Dataset records
☆ ☆ ☆ ☆ ☆ ☆ ☆
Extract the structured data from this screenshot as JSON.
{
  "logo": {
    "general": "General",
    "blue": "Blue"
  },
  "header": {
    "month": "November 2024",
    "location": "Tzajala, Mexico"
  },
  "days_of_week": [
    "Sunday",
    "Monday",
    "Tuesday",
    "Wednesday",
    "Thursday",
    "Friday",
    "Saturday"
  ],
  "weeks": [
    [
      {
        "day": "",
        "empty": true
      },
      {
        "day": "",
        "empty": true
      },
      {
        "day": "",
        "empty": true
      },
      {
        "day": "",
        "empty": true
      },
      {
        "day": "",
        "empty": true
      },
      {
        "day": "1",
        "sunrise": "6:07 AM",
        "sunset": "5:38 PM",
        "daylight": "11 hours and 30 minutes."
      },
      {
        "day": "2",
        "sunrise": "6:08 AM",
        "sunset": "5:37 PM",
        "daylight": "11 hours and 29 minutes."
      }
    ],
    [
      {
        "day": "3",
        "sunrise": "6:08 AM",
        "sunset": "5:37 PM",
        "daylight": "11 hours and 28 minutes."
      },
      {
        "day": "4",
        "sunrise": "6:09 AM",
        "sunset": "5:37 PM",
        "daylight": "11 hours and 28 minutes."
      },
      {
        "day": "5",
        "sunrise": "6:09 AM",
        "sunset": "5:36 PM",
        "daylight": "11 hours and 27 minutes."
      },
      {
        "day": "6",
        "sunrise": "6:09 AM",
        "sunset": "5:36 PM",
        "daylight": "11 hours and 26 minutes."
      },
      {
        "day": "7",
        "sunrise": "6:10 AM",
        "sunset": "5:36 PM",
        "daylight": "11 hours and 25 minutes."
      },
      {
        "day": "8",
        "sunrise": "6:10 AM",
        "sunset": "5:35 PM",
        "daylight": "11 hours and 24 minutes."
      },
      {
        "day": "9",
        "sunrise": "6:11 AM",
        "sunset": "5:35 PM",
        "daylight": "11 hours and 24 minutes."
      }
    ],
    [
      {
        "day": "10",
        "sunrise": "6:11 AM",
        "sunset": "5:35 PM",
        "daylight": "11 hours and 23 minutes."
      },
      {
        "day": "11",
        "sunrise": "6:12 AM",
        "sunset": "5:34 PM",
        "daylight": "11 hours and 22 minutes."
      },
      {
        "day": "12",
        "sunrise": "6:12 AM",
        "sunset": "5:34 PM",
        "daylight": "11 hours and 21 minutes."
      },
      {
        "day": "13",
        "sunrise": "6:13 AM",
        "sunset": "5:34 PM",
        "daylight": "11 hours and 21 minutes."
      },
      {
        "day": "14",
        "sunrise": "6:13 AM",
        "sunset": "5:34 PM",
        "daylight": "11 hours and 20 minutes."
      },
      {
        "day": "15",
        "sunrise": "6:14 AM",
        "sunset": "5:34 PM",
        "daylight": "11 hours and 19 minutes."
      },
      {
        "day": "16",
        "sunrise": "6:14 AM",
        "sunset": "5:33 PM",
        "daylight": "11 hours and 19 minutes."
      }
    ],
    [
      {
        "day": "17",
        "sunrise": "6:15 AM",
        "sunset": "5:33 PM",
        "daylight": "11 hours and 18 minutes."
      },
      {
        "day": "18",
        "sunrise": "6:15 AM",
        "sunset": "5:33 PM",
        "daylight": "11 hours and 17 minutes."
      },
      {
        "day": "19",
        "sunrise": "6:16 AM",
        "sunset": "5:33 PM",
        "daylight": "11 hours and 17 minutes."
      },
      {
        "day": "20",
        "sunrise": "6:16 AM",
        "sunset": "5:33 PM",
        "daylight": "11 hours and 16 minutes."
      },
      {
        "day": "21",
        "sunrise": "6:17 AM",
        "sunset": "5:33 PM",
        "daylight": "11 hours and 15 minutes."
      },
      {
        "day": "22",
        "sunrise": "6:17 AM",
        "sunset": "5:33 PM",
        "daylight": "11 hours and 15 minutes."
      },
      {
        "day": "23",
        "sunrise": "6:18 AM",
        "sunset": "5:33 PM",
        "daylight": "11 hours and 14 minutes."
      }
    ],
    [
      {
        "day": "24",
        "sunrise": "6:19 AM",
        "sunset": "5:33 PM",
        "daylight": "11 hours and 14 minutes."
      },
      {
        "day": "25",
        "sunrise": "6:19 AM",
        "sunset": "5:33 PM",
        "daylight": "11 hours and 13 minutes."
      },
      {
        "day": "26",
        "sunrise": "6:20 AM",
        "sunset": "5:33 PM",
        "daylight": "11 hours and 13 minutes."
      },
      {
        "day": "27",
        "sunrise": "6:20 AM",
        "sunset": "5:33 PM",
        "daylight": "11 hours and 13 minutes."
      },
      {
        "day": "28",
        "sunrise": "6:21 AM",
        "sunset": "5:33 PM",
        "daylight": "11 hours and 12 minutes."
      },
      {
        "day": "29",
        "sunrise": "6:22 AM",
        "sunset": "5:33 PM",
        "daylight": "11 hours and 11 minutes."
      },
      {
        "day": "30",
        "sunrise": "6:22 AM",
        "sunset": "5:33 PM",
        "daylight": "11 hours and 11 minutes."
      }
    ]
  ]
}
☆ ☆ ☆ ☆ ☆ ☆ ☆
**YOUR GOAL**
Repeat every entry exactly, please.

**ANSWER TO THIS TASK**
Extract the structured data from this screenshot as JSON.
{
  "logo": {
    "general": "General",
    "blue": "Blue"
  },
  "header": {
    "month": "November 2024",
    "location": "Tzajala, Mexico"
  },
  "days_of_week": [
    "Sunday",
    "Monday",
    "Tuesday",
    "Wednesday",
    "Thursday",
    "Friday",
    "Saturday"
  ],
  "weeks": [
    [
      {
        "day": "",
        "empty": true
      },
      {
        "day": "",
        "empty": true
      },
      {
        "day": "",
        "empty": true
      },
      {
        "day": "",
        "empty": true
      },
      {
        "day": "",
        "empty": true
      },
      {
        "day": "1",
        "sunrise": "6:07 AM",
        "sunset": "5:38 PM",
        "daylight": "11 hours and 30 minutes."
      },
      {
        "day": "2",
        "sunrise": "6:08 AM",
        "sunset": "5:37 PM",
        "daylight": "11 hours and 29 minutes."
      }
    ],
    [
      {
        "day": "3",
        "sunrise": "6:08 AM",
        "sunset": "5:37 PM",
        "daylight": "11 hours and 28 minutes."
      },
      {
        "day": "4",
        "sunrise": "6:09 AM",
        "sunset": "5:37 PM",
        "daylight": "11 hours and 28 minutes."
      },
      {
        "day": "5",
        "sunrise": "6:09 AM",
        "sunset": "5:36 PM",
        "daylight": "11 hours and 27 minutes."
      },
      {
        "day": "6",
        "sunrise": "6:09 AM",
        "sunset": "5:36 PM",
        "daylight": "11 hours and 26 minutes."
      },
      {
        "day": "7",
        "sunrise": "6:10 AM",
        "sunset": "5:36 PM",
        "daylight": "11 hours and 25 minutes."
      },
      {
        "day": "8",
        "sunrise": "6:10 AM",
        "sunset": "5:35 PM",
        "daylight": "11 hours and 24 minutes."
      },
      {
        "day": "9",
        "sunrise": "6:11 AM",
        "sunset": "5:35 PM",
        "daylight": "11 hours and 24 minutes."
      }
    ],
    [
      {
        "day": "10",
        "sunrise": "6:11 AM",
        "sunset": "5:35 PM",
        "daylight": "11 hours and 23 minutes."
      },
      {
        "day": "11",
        "sunrise": "6:12 AM",
        "sunset": "5:34 PM",
        "daylight": "11 hours and 22 minutes."
      },
      {
        "day": "12",
        "sunrise": "6:12 AM",
        "sunset": "5:34 PM",
        "daylight": "11 hours and 21 minutes."
      },
      {
        "day": "13",
        "sunrise": "6:13 AM",
        "sunset": "5:34 PM",
        "daylight": "11 hours and 21 minutes."
      },
      {
        "day": "14",
        "sunrise": "6:13 AM",
        "sunset": "5:34 PM",
        "daylight": "11 hours and 20 minutes."
      },
      {
        "day": "15",
        "sunrise": "6:14 AM",
        "sunset": "5:34 PM",
        "daylight": "11 hours and 19 minutes."
      },
      {
        "day": "16",
        "sunrise": "6:14 AM",
        "sunset": "5:33 PM",
        "daylight": "11 hours and 19 minutes."
      }
    ],
    [
      {
        "day": "17",
        "sunrise": "6:15 AM",
        "sunset": "5:33 PM",
        "daylight": "11 hours and 18 minutes."
      },
      {
        "day": "18",
        "sunrise": "6:15 AM",
        "sunset": "5:33 PM",
        "daylight": "11 hours and 17 minutes."
      },
      {
        "day": "19",
        "sunrise": "6:16 AM",
        "sunset": "5:33 PM",
        "daylight": "11 hours and 17 minutes."
      },
      {
        "day": "20",
        "sunrise": "6:16 AM",
        "sunset": "5:33 PM",
        "daylight": "11 hours and 16 minutes."
      },
      {
        "day": "21",
        "sunrise": "6:17 AM",
        "sunset": "5:33 PM",
        "daylight": "11 hours and 15 minutes."
      },
      {
        "day": "22",
        "sunrise": "6:17 AM",
        "sunset": "5:33 PM",
        "daylight": "11 hours and 15 minutes."
      },
      {
        "day": "23",
        "sunrise": "6:18 AM",
        "sunset": "5:33 PM",
        "daylight": "11 hours and 14 minutes."
      }
    ],
    [
      {
        "day": "24",
        "sunrise": "6:19 AM",
        "sunset": "5:33 PM",
        "daylight": "11 hours and 14 minutes."
      },
      {
        "day": "25",
        "sunrise": "6:19 AM",
        "sunset": "5:33 PM",
        "daylight": "11 hours and 13 minutes."
      },
      {
        "day": "26",
        "sunrise": "6:20 AM",
        "sunset": "5:33 PM",
        "daylight": "11 hours and 13 minutes."
      },
      {
        "day": "27",
        "sunrise": "6:20 AM",
        "sunset": "5:33 PM",
        "daylight": "11 hours and 13 minutes."
      },
      {
        "day": "28",
        "sunrise": "6:21 AM",
        "sunset": "5:33 PM",
        "daylight": "11 hours and 12 minutes."
      },
      {
        "day": "29",
        "sunrise": "6:22 AM",
        "sunset": "5:33 PM",
        "daylight": "11 hours and 11 minutes."
      },
      {
        "day": "30",
        "sunrise": "6:22 AM",
        "sunset": "5:33 PM",
        "daylight": "11 hours and 11 minutes."
      }
    ]
  ]
}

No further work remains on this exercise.